What to do: Scan the entries for the string "JSON" and give the number of lines that have it, nothing further.

++++++++

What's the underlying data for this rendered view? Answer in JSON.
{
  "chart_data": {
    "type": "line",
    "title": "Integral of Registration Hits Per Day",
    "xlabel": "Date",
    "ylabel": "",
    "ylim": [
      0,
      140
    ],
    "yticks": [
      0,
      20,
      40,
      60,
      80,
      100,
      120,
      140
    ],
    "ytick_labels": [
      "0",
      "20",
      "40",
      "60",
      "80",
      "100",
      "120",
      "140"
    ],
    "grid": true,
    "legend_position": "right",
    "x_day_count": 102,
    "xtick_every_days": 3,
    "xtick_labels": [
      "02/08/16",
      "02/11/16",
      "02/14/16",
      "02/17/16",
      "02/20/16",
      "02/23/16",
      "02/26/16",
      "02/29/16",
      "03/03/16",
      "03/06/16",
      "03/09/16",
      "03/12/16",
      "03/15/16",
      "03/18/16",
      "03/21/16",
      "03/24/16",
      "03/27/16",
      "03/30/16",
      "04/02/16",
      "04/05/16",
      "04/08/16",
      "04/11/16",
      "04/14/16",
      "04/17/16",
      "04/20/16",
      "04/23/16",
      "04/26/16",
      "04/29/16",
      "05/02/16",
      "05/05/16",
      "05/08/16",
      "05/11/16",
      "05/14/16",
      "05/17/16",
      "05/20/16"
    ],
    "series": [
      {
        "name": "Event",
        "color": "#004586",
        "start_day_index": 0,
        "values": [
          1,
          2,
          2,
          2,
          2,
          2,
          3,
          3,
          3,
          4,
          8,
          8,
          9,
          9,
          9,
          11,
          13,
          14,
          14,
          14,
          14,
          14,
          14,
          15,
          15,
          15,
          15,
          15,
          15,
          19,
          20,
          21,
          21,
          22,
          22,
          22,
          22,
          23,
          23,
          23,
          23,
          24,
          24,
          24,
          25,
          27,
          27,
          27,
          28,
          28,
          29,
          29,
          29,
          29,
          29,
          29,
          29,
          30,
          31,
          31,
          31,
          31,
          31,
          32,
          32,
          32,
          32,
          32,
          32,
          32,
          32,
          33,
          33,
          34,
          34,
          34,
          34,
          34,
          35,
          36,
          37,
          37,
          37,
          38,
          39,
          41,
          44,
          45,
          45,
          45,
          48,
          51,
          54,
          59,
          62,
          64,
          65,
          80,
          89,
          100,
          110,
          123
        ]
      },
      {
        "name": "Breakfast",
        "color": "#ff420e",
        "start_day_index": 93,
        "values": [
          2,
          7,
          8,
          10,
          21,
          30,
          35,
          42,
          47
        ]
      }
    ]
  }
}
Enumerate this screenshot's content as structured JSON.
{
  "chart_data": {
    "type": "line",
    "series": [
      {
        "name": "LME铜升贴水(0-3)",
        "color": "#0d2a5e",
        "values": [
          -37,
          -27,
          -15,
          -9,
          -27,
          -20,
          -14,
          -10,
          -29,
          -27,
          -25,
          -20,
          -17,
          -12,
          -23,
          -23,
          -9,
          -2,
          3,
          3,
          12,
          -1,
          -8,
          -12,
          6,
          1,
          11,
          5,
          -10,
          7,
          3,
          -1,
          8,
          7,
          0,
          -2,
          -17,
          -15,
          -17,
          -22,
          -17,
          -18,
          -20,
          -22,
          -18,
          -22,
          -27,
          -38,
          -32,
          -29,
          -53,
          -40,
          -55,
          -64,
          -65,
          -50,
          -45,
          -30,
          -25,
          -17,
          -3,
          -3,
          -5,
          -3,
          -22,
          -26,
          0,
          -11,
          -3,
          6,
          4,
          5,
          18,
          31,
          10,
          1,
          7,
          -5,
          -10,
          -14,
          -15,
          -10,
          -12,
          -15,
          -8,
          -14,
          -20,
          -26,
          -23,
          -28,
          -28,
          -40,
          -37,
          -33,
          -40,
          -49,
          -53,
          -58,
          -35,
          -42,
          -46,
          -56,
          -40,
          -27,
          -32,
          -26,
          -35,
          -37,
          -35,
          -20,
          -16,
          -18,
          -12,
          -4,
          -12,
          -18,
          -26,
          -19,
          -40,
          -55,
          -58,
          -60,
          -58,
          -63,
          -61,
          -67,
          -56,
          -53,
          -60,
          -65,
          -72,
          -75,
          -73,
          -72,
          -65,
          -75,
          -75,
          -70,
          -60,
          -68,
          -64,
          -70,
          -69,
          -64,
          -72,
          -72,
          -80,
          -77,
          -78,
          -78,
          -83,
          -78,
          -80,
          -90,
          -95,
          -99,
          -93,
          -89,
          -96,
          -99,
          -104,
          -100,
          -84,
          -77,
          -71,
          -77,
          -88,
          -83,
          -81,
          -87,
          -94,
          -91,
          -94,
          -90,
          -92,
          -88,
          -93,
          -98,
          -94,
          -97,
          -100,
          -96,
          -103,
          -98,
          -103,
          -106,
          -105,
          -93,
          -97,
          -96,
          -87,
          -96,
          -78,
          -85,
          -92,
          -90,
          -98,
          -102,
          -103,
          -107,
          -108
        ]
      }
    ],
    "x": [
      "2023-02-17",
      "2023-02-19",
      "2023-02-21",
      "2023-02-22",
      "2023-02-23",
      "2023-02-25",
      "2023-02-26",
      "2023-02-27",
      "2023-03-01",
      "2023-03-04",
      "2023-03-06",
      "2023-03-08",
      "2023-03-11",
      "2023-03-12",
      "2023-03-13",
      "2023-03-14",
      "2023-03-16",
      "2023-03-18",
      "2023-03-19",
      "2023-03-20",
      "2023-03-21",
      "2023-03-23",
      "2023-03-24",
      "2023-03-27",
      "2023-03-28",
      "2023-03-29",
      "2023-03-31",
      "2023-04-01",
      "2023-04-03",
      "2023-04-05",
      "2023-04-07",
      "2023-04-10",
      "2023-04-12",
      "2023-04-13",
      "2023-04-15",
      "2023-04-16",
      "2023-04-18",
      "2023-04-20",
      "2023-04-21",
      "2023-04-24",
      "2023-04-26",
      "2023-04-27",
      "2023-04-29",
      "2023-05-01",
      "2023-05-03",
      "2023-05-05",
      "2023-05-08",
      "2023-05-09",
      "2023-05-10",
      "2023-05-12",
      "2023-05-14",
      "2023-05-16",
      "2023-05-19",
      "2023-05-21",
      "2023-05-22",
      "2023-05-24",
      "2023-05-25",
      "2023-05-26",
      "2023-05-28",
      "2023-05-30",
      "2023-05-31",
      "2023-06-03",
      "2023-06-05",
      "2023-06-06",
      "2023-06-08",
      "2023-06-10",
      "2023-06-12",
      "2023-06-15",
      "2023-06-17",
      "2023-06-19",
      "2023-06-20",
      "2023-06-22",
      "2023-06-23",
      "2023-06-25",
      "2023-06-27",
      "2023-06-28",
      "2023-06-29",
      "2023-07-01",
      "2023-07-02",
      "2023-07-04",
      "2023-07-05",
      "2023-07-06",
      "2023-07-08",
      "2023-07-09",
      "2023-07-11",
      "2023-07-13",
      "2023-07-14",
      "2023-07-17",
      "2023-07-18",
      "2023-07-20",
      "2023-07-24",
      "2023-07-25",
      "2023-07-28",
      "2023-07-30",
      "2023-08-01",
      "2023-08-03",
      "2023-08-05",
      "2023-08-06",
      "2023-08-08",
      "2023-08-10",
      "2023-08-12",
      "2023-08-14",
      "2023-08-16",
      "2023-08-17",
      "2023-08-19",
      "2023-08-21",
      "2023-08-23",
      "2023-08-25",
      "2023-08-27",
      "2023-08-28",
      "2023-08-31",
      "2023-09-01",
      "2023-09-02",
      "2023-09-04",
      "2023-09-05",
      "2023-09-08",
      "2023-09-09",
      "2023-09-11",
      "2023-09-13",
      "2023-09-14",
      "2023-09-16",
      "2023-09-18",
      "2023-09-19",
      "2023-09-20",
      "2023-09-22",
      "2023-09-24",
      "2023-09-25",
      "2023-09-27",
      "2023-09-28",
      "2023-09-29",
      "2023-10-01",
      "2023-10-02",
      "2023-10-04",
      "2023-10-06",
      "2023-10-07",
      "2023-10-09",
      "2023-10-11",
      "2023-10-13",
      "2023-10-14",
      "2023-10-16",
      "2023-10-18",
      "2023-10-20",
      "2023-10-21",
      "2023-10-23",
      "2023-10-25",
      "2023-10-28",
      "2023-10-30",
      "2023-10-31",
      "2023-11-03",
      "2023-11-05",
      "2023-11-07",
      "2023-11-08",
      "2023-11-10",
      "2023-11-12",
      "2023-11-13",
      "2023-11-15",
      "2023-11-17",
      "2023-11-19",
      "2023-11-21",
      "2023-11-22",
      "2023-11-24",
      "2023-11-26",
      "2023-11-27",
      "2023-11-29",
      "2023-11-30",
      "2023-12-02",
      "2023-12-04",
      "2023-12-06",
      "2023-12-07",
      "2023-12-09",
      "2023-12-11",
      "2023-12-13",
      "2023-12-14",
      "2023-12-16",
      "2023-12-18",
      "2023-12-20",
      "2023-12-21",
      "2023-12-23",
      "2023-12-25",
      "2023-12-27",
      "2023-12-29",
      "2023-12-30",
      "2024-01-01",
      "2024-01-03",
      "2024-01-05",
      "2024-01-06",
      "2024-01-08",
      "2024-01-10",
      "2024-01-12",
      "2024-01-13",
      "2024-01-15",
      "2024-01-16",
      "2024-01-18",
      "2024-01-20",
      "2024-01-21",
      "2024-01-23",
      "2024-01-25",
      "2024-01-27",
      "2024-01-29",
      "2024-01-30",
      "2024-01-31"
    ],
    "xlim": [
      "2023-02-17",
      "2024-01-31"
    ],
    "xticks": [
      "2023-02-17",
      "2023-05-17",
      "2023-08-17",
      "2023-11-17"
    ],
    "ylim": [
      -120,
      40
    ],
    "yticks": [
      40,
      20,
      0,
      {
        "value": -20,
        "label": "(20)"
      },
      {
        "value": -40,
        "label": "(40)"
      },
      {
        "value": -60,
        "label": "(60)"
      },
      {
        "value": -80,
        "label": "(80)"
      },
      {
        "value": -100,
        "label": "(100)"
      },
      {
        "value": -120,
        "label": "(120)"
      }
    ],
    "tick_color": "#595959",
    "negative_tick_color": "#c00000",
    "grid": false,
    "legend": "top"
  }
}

++++++++

Solution: 2